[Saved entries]
------

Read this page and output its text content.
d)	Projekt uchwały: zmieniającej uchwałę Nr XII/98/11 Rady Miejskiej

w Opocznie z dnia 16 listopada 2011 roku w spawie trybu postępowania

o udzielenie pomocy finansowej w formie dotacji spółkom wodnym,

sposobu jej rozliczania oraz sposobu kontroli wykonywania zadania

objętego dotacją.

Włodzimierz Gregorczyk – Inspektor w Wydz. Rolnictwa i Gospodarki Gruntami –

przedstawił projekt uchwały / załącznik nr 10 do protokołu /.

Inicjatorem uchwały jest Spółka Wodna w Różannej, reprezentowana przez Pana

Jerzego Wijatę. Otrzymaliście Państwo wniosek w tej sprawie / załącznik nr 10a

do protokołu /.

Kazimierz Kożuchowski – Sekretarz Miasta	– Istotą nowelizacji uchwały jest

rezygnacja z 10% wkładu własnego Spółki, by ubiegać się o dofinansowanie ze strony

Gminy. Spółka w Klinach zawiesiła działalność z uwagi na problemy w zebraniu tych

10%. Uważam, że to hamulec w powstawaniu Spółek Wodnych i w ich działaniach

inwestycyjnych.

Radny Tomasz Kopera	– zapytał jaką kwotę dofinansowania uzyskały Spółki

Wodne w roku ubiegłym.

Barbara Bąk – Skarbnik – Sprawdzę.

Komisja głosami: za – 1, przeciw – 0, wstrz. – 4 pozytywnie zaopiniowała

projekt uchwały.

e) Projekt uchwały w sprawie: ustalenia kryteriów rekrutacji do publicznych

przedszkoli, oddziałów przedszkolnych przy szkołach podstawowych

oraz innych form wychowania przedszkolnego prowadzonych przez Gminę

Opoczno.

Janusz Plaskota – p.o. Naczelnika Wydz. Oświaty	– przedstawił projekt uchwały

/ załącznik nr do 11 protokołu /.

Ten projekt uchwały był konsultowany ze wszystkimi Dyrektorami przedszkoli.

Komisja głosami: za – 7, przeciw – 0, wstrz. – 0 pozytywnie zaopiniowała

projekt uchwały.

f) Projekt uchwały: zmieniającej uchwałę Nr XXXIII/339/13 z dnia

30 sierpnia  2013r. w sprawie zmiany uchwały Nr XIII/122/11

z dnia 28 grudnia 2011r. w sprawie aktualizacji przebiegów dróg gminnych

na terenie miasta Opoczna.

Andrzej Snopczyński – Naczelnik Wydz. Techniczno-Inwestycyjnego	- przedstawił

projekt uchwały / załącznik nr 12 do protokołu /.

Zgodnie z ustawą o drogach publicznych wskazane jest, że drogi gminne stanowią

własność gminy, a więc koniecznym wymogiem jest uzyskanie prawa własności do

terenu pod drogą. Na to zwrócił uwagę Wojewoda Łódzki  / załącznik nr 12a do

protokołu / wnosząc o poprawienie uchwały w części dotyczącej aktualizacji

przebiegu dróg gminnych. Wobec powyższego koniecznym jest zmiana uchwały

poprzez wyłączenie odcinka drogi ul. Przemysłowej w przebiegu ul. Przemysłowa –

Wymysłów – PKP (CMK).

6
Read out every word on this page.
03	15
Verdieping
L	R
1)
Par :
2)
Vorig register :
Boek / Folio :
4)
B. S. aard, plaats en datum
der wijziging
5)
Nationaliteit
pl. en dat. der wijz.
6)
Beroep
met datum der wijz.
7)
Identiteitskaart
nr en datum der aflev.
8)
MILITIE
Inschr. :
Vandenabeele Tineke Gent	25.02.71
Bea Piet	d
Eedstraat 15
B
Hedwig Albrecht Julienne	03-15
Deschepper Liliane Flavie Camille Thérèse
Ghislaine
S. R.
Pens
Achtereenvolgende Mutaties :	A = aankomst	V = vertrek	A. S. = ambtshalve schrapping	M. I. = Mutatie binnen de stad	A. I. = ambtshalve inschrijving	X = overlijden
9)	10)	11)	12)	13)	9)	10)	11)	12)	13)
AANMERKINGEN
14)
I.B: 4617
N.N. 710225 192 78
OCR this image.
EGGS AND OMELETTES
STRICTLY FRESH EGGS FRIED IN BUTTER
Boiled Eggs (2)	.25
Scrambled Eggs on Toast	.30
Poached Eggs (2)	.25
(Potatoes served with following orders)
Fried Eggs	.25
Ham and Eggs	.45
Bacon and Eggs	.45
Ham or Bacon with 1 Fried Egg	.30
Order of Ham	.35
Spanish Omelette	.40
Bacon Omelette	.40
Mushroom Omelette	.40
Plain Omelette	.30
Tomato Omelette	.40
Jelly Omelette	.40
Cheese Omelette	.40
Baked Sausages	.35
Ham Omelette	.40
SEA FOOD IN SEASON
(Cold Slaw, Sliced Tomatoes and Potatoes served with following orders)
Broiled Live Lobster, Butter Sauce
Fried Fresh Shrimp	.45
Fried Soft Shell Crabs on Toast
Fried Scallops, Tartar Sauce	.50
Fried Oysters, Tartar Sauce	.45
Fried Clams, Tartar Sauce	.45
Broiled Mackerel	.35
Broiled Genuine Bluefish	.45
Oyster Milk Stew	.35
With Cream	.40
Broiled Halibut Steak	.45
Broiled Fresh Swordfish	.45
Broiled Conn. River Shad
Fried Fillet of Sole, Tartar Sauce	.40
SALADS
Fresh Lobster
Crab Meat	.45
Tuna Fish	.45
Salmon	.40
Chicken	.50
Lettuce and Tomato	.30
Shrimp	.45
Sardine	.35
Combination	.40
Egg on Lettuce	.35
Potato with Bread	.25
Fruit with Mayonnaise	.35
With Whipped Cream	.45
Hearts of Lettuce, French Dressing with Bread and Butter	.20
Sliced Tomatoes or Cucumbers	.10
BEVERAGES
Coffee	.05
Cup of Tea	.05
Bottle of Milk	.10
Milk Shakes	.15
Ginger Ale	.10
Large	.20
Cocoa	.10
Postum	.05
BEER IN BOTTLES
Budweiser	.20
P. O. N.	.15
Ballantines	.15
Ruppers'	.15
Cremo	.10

------

**Task instructions**
Return the material in full, exactly as shown.

**Full solution**
Read this page and output its text content.
d)	Projekt uchwały: zmieniającej uchwałę Nr XII/98/11 Rady Miejskiej

w Opocznie z dnia 16 listopada 2011 roku w spawie trybu postępowania

o udzielenie pomocy finansowej w formie dotacji spółkom wodnym,

sposobu jej rozliczania oraz sposobu kontroli wykonywania zadania

objętego dotacją.

Włodzimierz Gregorczyk – Inspektor w Wydz. Rolnictwa i Gospodarki Gruntami –

przedstawił projekt uchwały / załącznik nr 10 do protokołu /.

Inicjatorem uchwały jest Spółka Wodna w Różannej, reprezentowana przez Pana

Jerzego Wijatę. Otrzymaliście Państwo wniosek w tej sprawie / załącznik nr 10a

do protokołu /.

Kazimierz Kożuchowski – Sekretarz Miasta	– Istotą nowelizacji uchwały jest

rezygnacja z 10% wkładu własnego Spółki, by ubiegać się o dofinansowanie ze strony

Gminy. Spółka w Klinach zawiesiła działalność z uwagi na problemy w zebraniu tych

10%. Uważam, że to hamulec w powstawaniu Spółek Wodnych i w ich działaniach

inwestycyjnych.

Radny Tomasz Kopera	– zapytał jaką kwotę dofinansowania uzyskały Spółki

Wodne w roku ubiegłym.

Barbara Bąk – Skarbnik – Sprawdzę.

Komisja głosami: za – 1, przeciw – 0, wstrz. – 4 pozytywnie zaopiniowała

projekt uchwały.

e) Projekt uchwały w sprawie: ustalenia kryteriów rekrutacji do publicznych

przedszkoli, oddziałów przedszkolnych przy szkołach podstawowych

oraz innych form wychowania przedszkolnego prowadzonych przez Gminę

Opoczno.

Janusz Plaskota – p.o. Naczelnika Wydz. Oświaty	– przedstawił projekt uchwały

/ załącznik nr do 11 protokołu /.

Ten projekt uchwały był konsultowany ze wszystkimi Dyrektorami przedszkoli.

Komisja głosami: za – 7, przeciw – 0, wstrz. – 0 pozytywnie zaopiniowała

projekt uchwały.

f) Projekt uchwały: zmieniającej uchwałę Nr XXXIII/339/13 z dnia

30 sierpnia  2013r. w sprawie zmiany uchwały Nr XIII/122/11

z dnia 28 grudnia 2011r. w sprawie aktualizacji przebiegów dróg gminnych

na terenie miasta Opoczna.

Andrzej Snopczyński – Naczelnik Wydz. Techniczno-Inwestycyjnego	- przedstawił

projekt uchwały / załącznik nr 12 do protokołu /.

Zgodnie z ustawą o drogach publicznych wskazane jest, że drogi gminne stanowią

własność gminy, a więc koniecznym wymogiem jest uzyskanie prawa własności do

terenu pod drogą. Na to zwrócił uwagę Wojewoda Łódzki  / załącznik nr 12a do

protokołu / wnosząc o poprawienie uchwały w części dotyczącej aktualizacji

przebiegu dróg gminnych. Wobec powyższego koniecznym jest zmiana uchwały

poprzez wyłączenie odcinka drogi ul. Przemysłowej w przebiegu ul. Przemysłowa –

Wymysłów – PKP (CMK).

6
Read out every word on this page.
03	15
Verdieping
L	R
1)
Par :
2)
Vorig register :
Boek / Folio :
4)
B. S. aard, plaats en datum
der wijziging
5)
Nationaliteit
pl. en dat. der wijz.
6)
Beroep
met datum der wijz.
7)
Identiteitskaart
nr en datum der aflev.
8)
MILITIE
Inschr. :
Vandenabeele Tineke Gent	25.02.71
Bea Piet	d
Eedstraat 15
B
Hedwig Albrecht Julienne	03-15
Deschepper Liliane Flavie Camille Thérèse
Ghislaine
S. R.
Pens
Achtereenvolgende Mutaties :	A = aankomst	V = vertrek	A. S. = ambtshalve schrapping	M. I. = Mutatie binnen de stad	A. I. = ambtshalve inschrijving	X = overlijden
9)	10)	11)	12)	13)	9)	10)	11)	12)	13)
AANMERKINGEN
14)
I.B: 4617
N.N. 710225 192 78
OCR this image.
EGGS AND OMELETTES
STRICTLY FRESH EGGS FRIED IN BUTTER
Boiled Eggs (2)	.25
Scrambled Eggs on Toast	.30
Poached Eggs (2)	.25
(Potatoes served with following orders)
Fried Eggs	.25
Ham and Eggs	.45
Bacon and Eggs	.45
Ham or Bacon with 1 Fried Egg	.30
Order of Ham	.35
Spanish Omelette	.40
Bacon Omelette	.40
Mushroom Omelette	.40
Plain Omelette	.30
Tomato Omelette	.40
Jelly Omelette	.40
Cheese Omelette	.40
Baked Sausages	.35
Ham Omelette	.40
SEA FOOD IN SEASON
(Cold Slaw, Sliced Tomatoes and Potatoes served with following orders)
Broiled Live Lobster, Butter Sauce
Fried Fresh Shrimp	.45
Fried Soft Shell Crabs on Toast
Fried Scallops, Tartar Sauce	.50
Fried Oysters, Tartar Sauce	.45
Fried Clams, Tartar Sauce	.45
Broiled Mackerel	.35
Broiled Genuine Bluefish	.45
Oyster Milk Stew	.35
With Cream	.40
Broiled Halibut Steak	.45
Broiled Fresh Swordfish	.45
Broiled Conn. River Shad
Fried Fillet of Sole, Tartar Sauce	.40
SALADS
Fresh Lobster
Crab Meat	.45
Tuna Fish	.45
Salmon	.40
Chicken	.50
Lettuce and Tomato	.30
Shrimp	.45
Sardine	.35
Combination	.40
Egg on Lettuce	.35
Potato with Bread	.25
Fruit with Mayonnaise	.35
With Whipped Cream	.45
Hearts of Lettuce, French Dressing with Bread and Butter	.20
Sliced Tomatoes or Cucumbers	.10
BEVERAGES
Coffee	.05
Cup of Tea	.05
Bottle of Milk	.10
Milk Shakes	.15
Ginger Ale	.10
Large	.20
Cocoa	.10
Postum	.05
BEER IN BOTTLES
Budweiser	.20
P. O. N.	.15
Ballantines	.15
Ruppers'	.15
Cremo	.10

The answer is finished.